- Exercise prompt -
Continue the OpenJDK issue thread about G1 heap resizing from the point where it stops.

- Text block -
— Begin —

Changeset: 124575b4 Branch: master Author: Ivan Walulya <iwalulya@openjdk.org> Date: 2025-08-27 11:45:43 +0000 URL: https://git.openjdk.org/jdk/commit/124575b4c2b52328a8efddb40e67057a53b44a04
27-08-2025

I uploaded the synthetic simulator at https://github.com/openjdk/jdk/compare/master...caoman:jdk:heapsim. I could try publishing it in its own repo later, but need to go through additional approval from our side. Any suggestion if OpenJDK has any repo or directory that I could contribute this program? It is helpful to demonstrate other issues with G1 heap resizing. Regarding to the fluctuating mutator CPU usage issue, upon reviewing https://github.com/openjdk/jdk/pull/26351, I'm convinced that the proposed approach does not suffer from this issue. This is because the proposed approach does not rely on the total process CPU usage, and does not measure "GC CPU overhead", i.e., a ratio of GC CPU usage over total CPU usage.
23-07-2025

A pull request was submitted for review. Branch: master URL: https://git.openjdk.org/jdk/pull/26351 Date: 2025-07-16 13:55:32 +0000
17-07-2025

[~manc] can you help with creating the synthetic simulator, or even better test with your workloads used when testing SoftMaxHeapSize.

— End —

- Data segment -

— Begin —

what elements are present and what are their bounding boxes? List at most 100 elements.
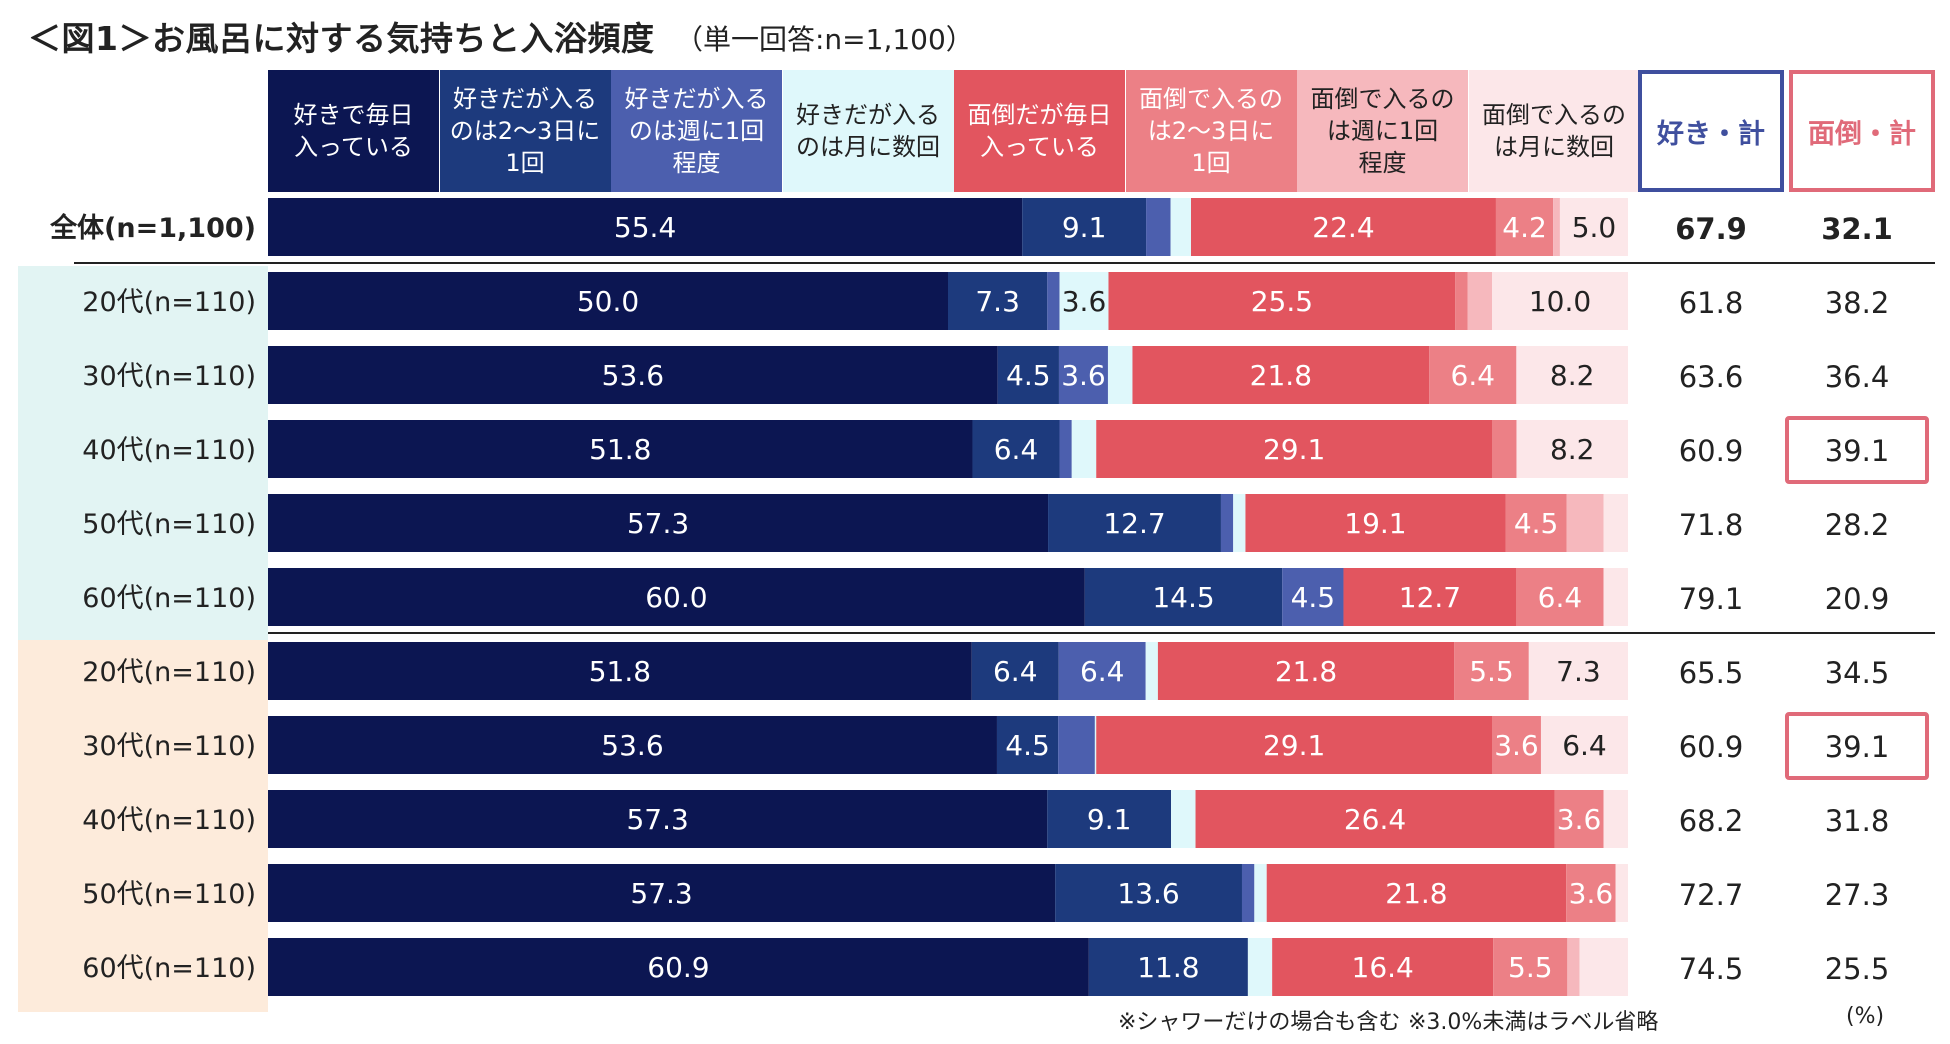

— End —

- Output for this exercise -
16-07-2025

We have some concerns about using GC CPU overhead to control heap sizing: https://github.com/openjdk/jdk/pull/24211#issuecomment-2777769994. > Somewhat related to above, our experience with our internal algorithm that adjusts SoftMaxHeapSize based on GC CPU overhead, encountered cases that it behaves poorly. The problem is that some workload have large variance in mutator's CPU usage (e.g. peak hours vs off-peak hours), but smaller variance in GC CPU usage. Then it does not make much sense to maintain a constant % for GC CPU overhead, which could cause excessive heap expansion when mutator CPU usage is low. The workaround is to take live size into consideration when calculating SoftMaxHeapSize, which is similar to how Min/MaxHeapFreeRatio works. I suggest we test the PR with a workload that has fluctuating mutator CPU usage, but relatively stable eden allocation rate and live bytes. Then heap size could fluctuate too much. It might be easier to write a synthetic simulator that exhibits this behavior.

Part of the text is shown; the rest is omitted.